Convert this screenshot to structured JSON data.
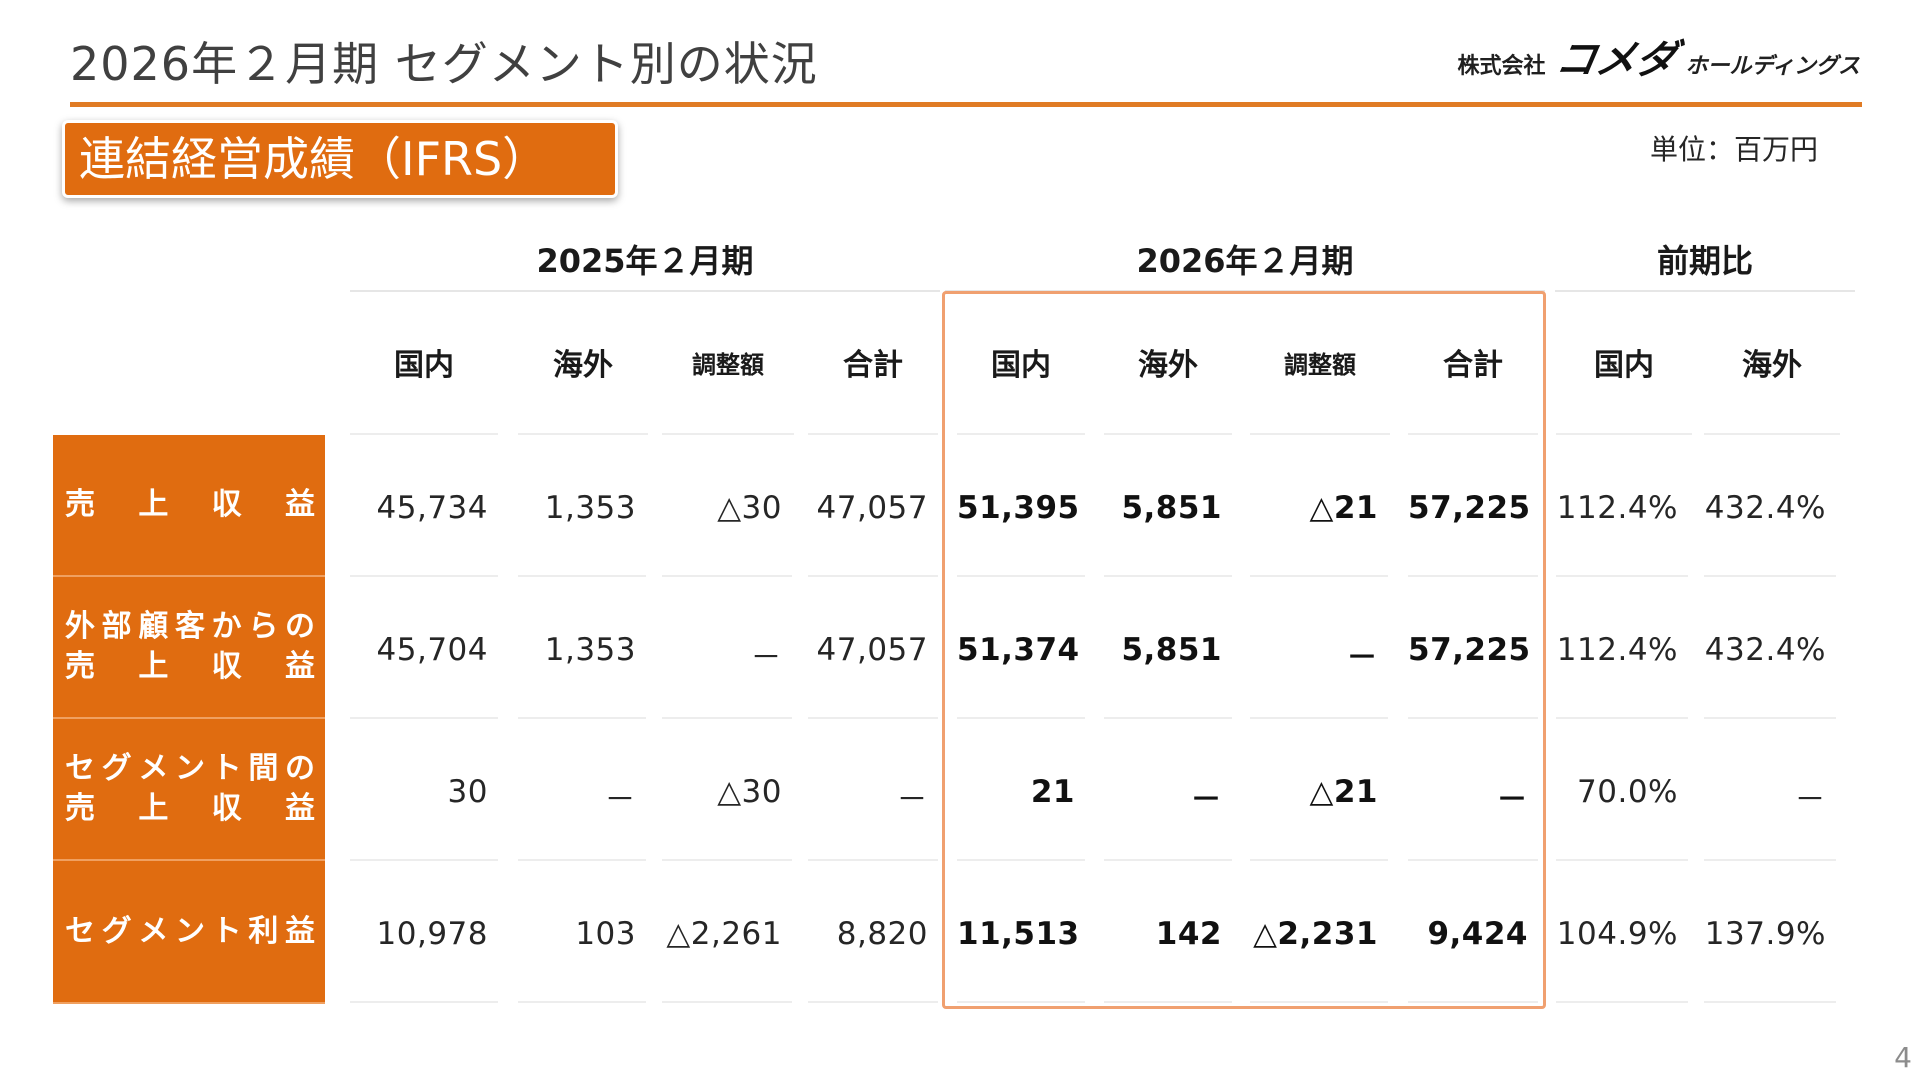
{
  "header": {
    "title": "2026年２月期 セグメント別の状況",
    "logo_company": "株式会社",
    "logo_brand": "コメダ",
    "logo_suffix": "ホールディングス"
  },
  "section_label": "連結経営成績（IFRS）",
  "unit": "単位：百万円",
  "table": {
    "group_headers": [
      "2025年２月期",
      "2026年２月期",
      "前期比"
    ],
    "column_headers": [
      "国内",
      "海外",
      "調整額",
      "合計",
      "国内",
      "海外",
      "調整額",
      "合計",
      "国内",
      "海外"
    ],
    "rows": [
      {
        "label_lines": [
          "売　上　収　益"
        ],
        "values": [
          "45,734",
          "1,353",
          "△30",
          "47,057",
          "51,395",
          "5,851",
          "△21",
          "57,225",
          "112.4%",
          "432.4%"
        ]
      },
      {
        "label_lines": [
          "外部顧客からの",
          "売　上　収　益"
        ],
        "values": [
          "45,704",
          "1,353",
          "－",
          "47,057",
          "51,374",
          "5,851",
          "－",
          "57,225",
          "112.4%",
          "432.4%"
        ]
      },
      {
        "label_lines": [
          "セグメント間の",
          "売　上　収　益"
        ],
        "values": [
          "30",
          "－",
          "△30",
          "－",
          "21",
          "－",
          "△21",
          "－",
          "70.0%",
          "－"
        ]
      },
      {
        "label_lines": [
          "セグメント利益"
        ],
        "values": [
          "10,978",
          "103",
          "△2,261",
          "8,820",
          "11,513",
          "142",
          "△2,231",
          "9,424",
          "104.9%",
          "137.9%"
        ]
      }
    ]
  },
  "accent_color": "#e06c10",
  "highlight_border_color": "#f0a070",
  "page_number": "4"
}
####################
Transcribe all entries above exactly. Drop the pictures.

Convert this screenshot to structured JSON data.
{
  "header": {
    "title": "2026年２月期 セグメント別の状況",
    "logo_company": "株式会社",
    "logo_brand": "コメダ",
    "logo_suffix": "ホールディングス"
  },
  "section_label": "連結経営成績（IFRS）",
  "unit": "単位：百万円",
  "table": {
    "group_headers": [
      "2025年２月期",
      "2026年２月期",
      "前期比"
    ],
    "column_headers": [
      "国内",
      "海外",
      "調整額",
      "合計",
      "国内",
      "海外",
      "調整額",
      "合計",
      "国内",
      "海外"
    ],
    "rows": [
      {
        "label_lines": [
          "売　上　収　益"
        ],
        "values": [
          "45,734",
          "1,353",
          "△30",
          "47,057",
          "51,395",
          "5,851",
          "△21",
          "57,225",
          "112.4%",
          "432.4%"
        ]
      },
      {
        "label_lines": [
          "外部顧客からの",
          "売　上　収　益"
        ],
        "values": [
          "45,704",
          "1,353",
          "－",
          "47,057",
          "51,374",
          "5,851",
          "－",
          "57,225",
          "112.4%",
          "432.4%"
        ]
      },
      {
        "label_lines": [
          "セグメント間の",
          "売　上　収　益"
        ],
        "values": [
          "30",
          "－",
          "△30",
          "－",
          "21",
          "－",
          "△21",
          "－",
          "70.0%",
          "－"
        ]
      },
      {
        "label_lines": [
          "セグメント利益"
        ],
        "values": [
          "10,978",
          "103",
          "△2,261",
          "8,820",
          "11,513",
          "142",
          "△2,231",
          "9,424",
          "104.9%",
          "137.9%"
        ]
      }
    ]
  },
  "accent_color": "#e06c10",
  "highlight_border_color": "#f0a070",
  "page_number": "4"
}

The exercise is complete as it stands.